What this task involves:
Without changing a character, return the entries, but not the images they hold.

____ Dataset excerpts

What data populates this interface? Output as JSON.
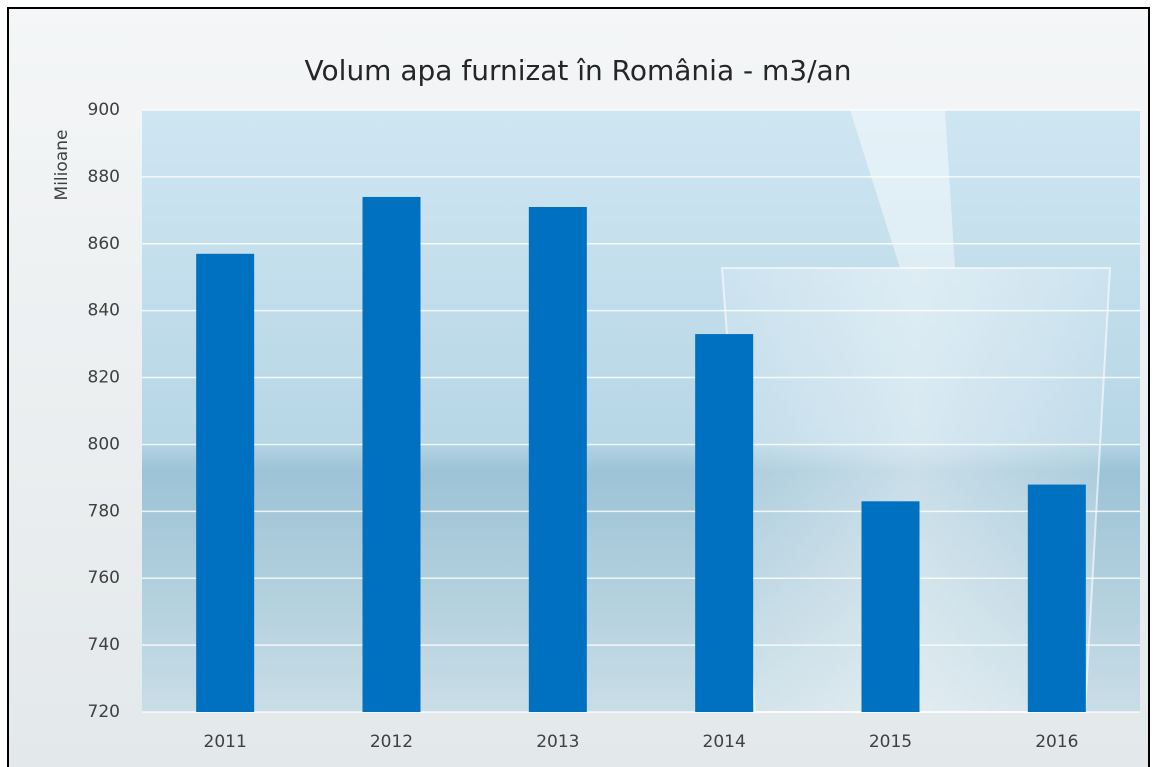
{
  "chart_data": {
    "type": "bar",
    "title": "Volum apa furnizat în România - m3/an",
    "y_label": "Milioane",
    "categories": [
      "2011",
      "2012",
      "2013",
      "2014",
      "2015",
      "2016"
    ],
    "values": [
      857,
      874,
      871,
      833,
      783,
      788
    ],
    "color": "#0070c0",
    "ylim": [
      720,
      900
    ],
    "yticks": [
      720,
      740,
      760,
      780,
      800,
      820,
      840,
      860,
      880,
      900
    ],
    "grid": true
  }
}
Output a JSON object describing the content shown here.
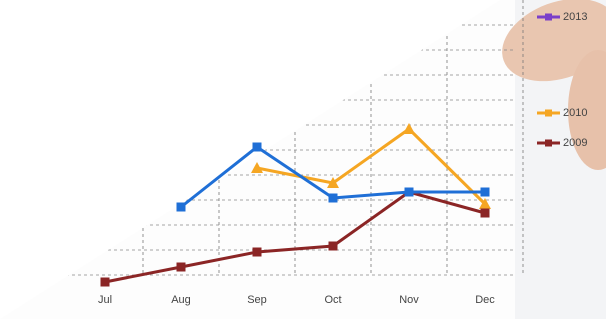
{
  "chart_data": {
    "type": "line",
    "categories": [
      "Jul",
      "Aug",
      "Sep",
      "Oct",
      "Nov",
      "Dec"
    ],
    "ylim": [
      0,
      100
    ],
    "grid": true,
    "series": [
      {
        "name": "2013",
        "color": "#7b3fc9",
        "values": [
          null,
          null,
          null,
          null,
          null,
          null
        ]
      },
      {
        "name": "2010",
        "color": "#f5a623",
        "values": [
          null,
          null,
          44,
          39,
          57,
          32
        ]
      },
      {
        "name": "2009",
        "color": "#8b2525",
        "values": [
          6,
          11,
          16,
          18,
          36,
          29
        ]
      },
      {
        "color": "#1f6fd6",
        "values": [
          null,
          31,
          51,
          34,
          36,
          36
        ]
      }
    ]
  }
}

________

Answer to the exercise:
What data populates this interface? Output as JSON.
{
  "chart_data": {
    "type": "bar",
    "title": "Volum apa furnizat în România - m3/an",
    "y_label": "Milioane",
    "categories": [
      "2011",
      "2012",
      "2013",
      "2014",
      "2015",
      "2016"
    ],
    "values": [
      857,
      874,
      871,
      833,
      783,
      788
    ],
    "color": "#0070c0",
    "ylim": [
      720,
      900
    ],
    "yticks": [
      720,
      740,
      760,
      780,
      800,
      820,
      840,
      860,
      880,
      900
    ],
    "grid": true
  }
}
Output a JSON object describing the content shown here.
{
  "chart_data": {
    "type": "line",
    "categories": [
      "Jul",
      "Aug",
      "Sep",
      "Oct",
      "Nov",
      "Dec"
    ],
    "ylim": [
      0,
      100
    ],
    "grid": true,
    "series": [
      {
        "name": "2013",
        "color": "#7b3fc9",
        "values": [
          null,
          null,
          null,
          null,
          null,
          null
        ]
      },
      {
        "name": "2010",
        "color": "#f5a623",
        "values": [
          null,
          null,
          44,
          39,
          57,
          32
        ]
      },
      {
        "name": "2009",
        "color": "#8b2525",
        "values": [
          6,
          11,
          16,
          18,
          36,
          29
        ]
      },
      {
        "color": "#1f6fd6",
        "values": [
          null,
          31,
          51,
          34,
          36,
          36
        ]
      }
    ]
  }
}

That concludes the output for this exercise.